Given passage -
⟨

Many legal medications can pose a risk to our sobriety. Prescription and over-the-counter medications are second only to marijuana as the most commonly abused drugs in the U.S. Some legal medications, even if taken as directed, can cause us to develop cravings for other drugs, or lead us into a situation where we are abusing our medication.

In recovery, we have made the decision not to take mind or mood-altering chemicals. However, there is a fine line between what is acceptable and what is not. We must look at our motivation for taking the medication. For example, if we are sick and take cough medicine only to relieve our symptoms, there is a potential for it to alter our mind in a way that could be a potential risk to our sobriety. Many cough medications contain alcohol or dextromethorphan, a highly abusable chemical. We should do our best to avoid these if possible. However, improving our health and well-being was a major factor in our decision to achieve sobriety, so we cannot sacrifice our health by avoiding medications. We should consult with a doctor whether the medication is necessary, and if so, we must be sure to take it only as directed to minimize our risk of potential abuse. We should also be mindful of the potential consequences of taking cold or allergy medicine. Many of these medications cause mood-altering or sedating effects, and could lead us toward abuse.

⟩

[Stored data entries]
⟨

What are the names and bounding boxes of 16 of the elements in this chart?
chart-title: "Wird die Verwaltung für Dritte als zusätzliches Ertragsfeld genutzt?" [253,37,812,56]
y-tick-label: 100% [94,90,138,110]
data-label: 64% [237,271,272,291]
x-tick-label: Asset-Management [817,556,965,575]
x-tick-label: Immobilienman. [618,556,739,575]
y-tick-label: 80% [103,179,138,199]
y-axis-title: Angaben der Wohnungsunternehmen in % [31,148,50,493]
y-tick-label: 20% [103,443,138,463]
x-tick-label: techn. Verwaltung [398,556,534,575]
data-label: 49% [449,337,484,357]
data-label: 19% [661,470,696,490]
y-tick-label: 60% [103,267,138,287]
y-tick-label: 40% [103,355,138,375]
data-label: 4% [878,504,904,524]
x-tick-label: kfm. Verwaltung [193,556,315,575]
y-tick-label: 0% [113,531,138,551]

⟩

What is needed - Extend the passage on medications and sobriety in recovery by writing the next paragraph, beginning after its final sentence.

Answer to this task -
Many men and women in recovery believe they have a “physical allergy” to drugs and alcohol. This allergy is defined by their reaction to and inability to control their use of a particular substance. We can easily trigger this physical allergy to some extent by ingesting mind or mood-altering chemicals even if they are not our drug of choice. For example, the sedating effects of an antihistamine could cause a recovering heroin addict to recall the sedating effects of heroin and begin having cravings and thoughts of using opioids. We must remain vigilant if we are to take over-the-counter medications—we examine our motives, consult a doctor, and speak to a trusted friend in recovery about the issue to come to the best possible decision.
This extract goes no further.